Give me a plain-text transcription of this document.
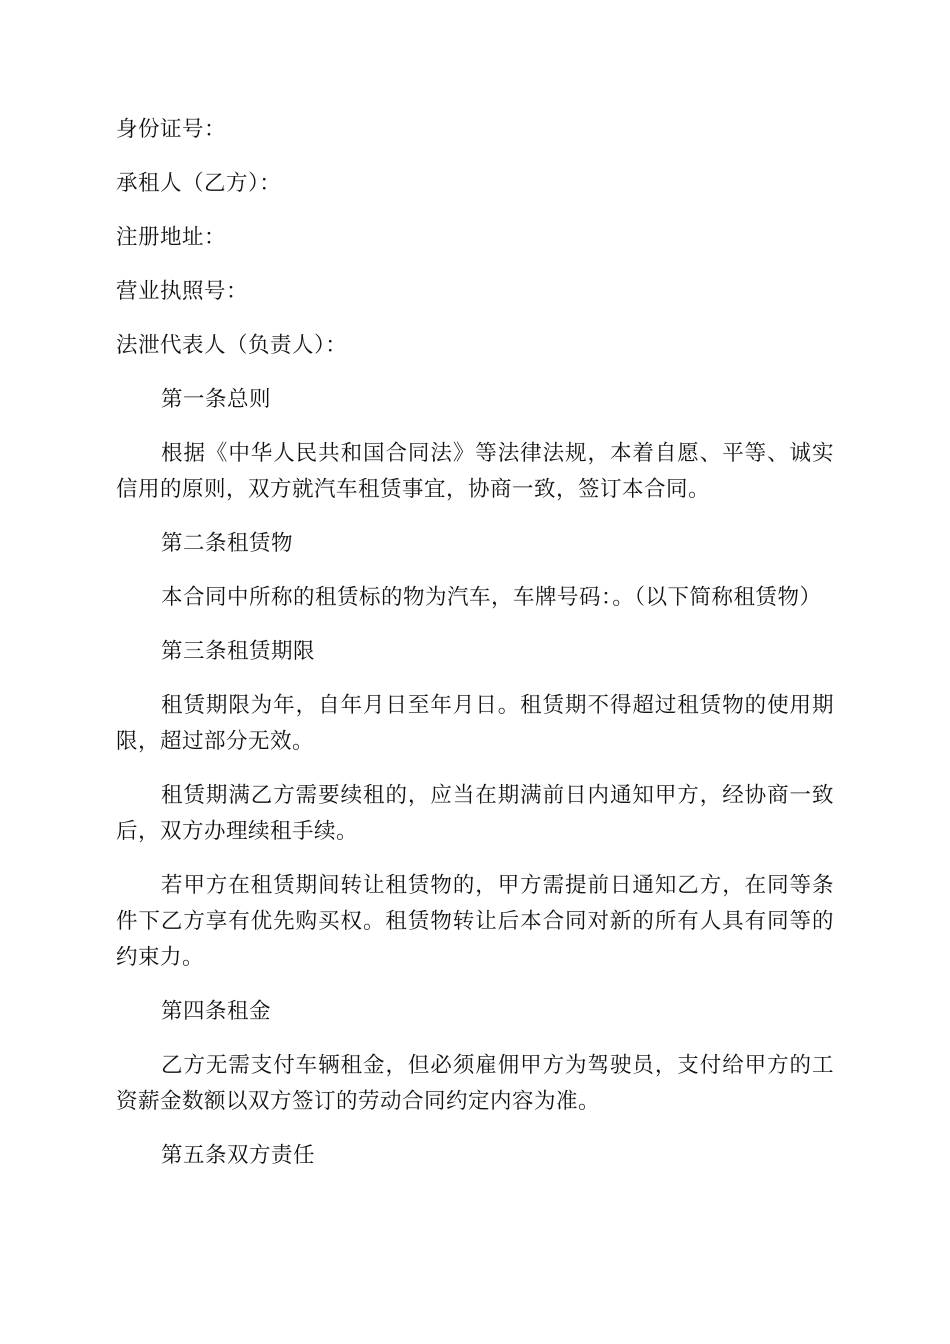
身份证号：

承租人（乙方）：

注册地址：

营业执照号：

法泄代表人（负责人）：

第一条总则

根据《中华人民共和国合同法》等法律法规，本着自愿、平等、诚实信用的原则，双方就汽车租赁事宜，协商一致，签订本合同。

第二条租赁物

本合同中所称的租赁标的物为汽车，车牌号码：。（以下简称租赁物）

第三条租赁期限

租赁期限为年，自年月日至年月日。租赁期不得超过租赁物的使用期限，超过部分无效。

租赁期满乙方需要续租的，应当在期满前日内通知甲方，经协商一致后，双方办理续租手续。

若甲方在租赁期间转让租赁物的，甲方需提前日通知乙方，在同等条件下乙方享有优先购买权。租赁物转让后本合同对新的所有人具有同等的约束力。

第四条租金

乙方无需支付车辆租金，但必须雇佣甲方为驾驶员，支付给甲方的工资薪金数额以双方签订的劳动合同约定内容为准。

第五条双方责任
|---|
All entries are to be retyped exactly. Omit any embedded images.

Full output:
Give me a plain-text transcription of this document.
身份证号：

承租人（乙方）：

注册地址：

营业执照号：

法泄代表人（负责人）：

第一条总则

根据《中华人民共和国合同法》等法律法规，本着自愿、平等、诚实信用的原则，双方就汽车租赁事宜，协商一致，签订本合同。

第二条租赁物

本合同中所称的租赁标的物为汽车，车牌号码：。（以下简称租赁物）

第三条租赁期限

租赁期限为年，自年月日至年月日。租赁期不得超过租赁物的使用期限，超过部分无效。

租赁期满乙方需要续租的，应当在期满前日内通知甲方，经协商一致后，双方办理续租手续。

若甲方在租赁期间转让租赁物的，甲方需提前日通知乙方，在同等条件下乙方享有优先购买权。租赁物转让后本合同对新的所有人具有同等的约束力。

第四条租金

乙方无需支付车辆租金，但必须雇佣甲方为驾驶员，支付给甲方的工资薪金数额以双方签订的劳动合同约定内容为准。

第五条双方责任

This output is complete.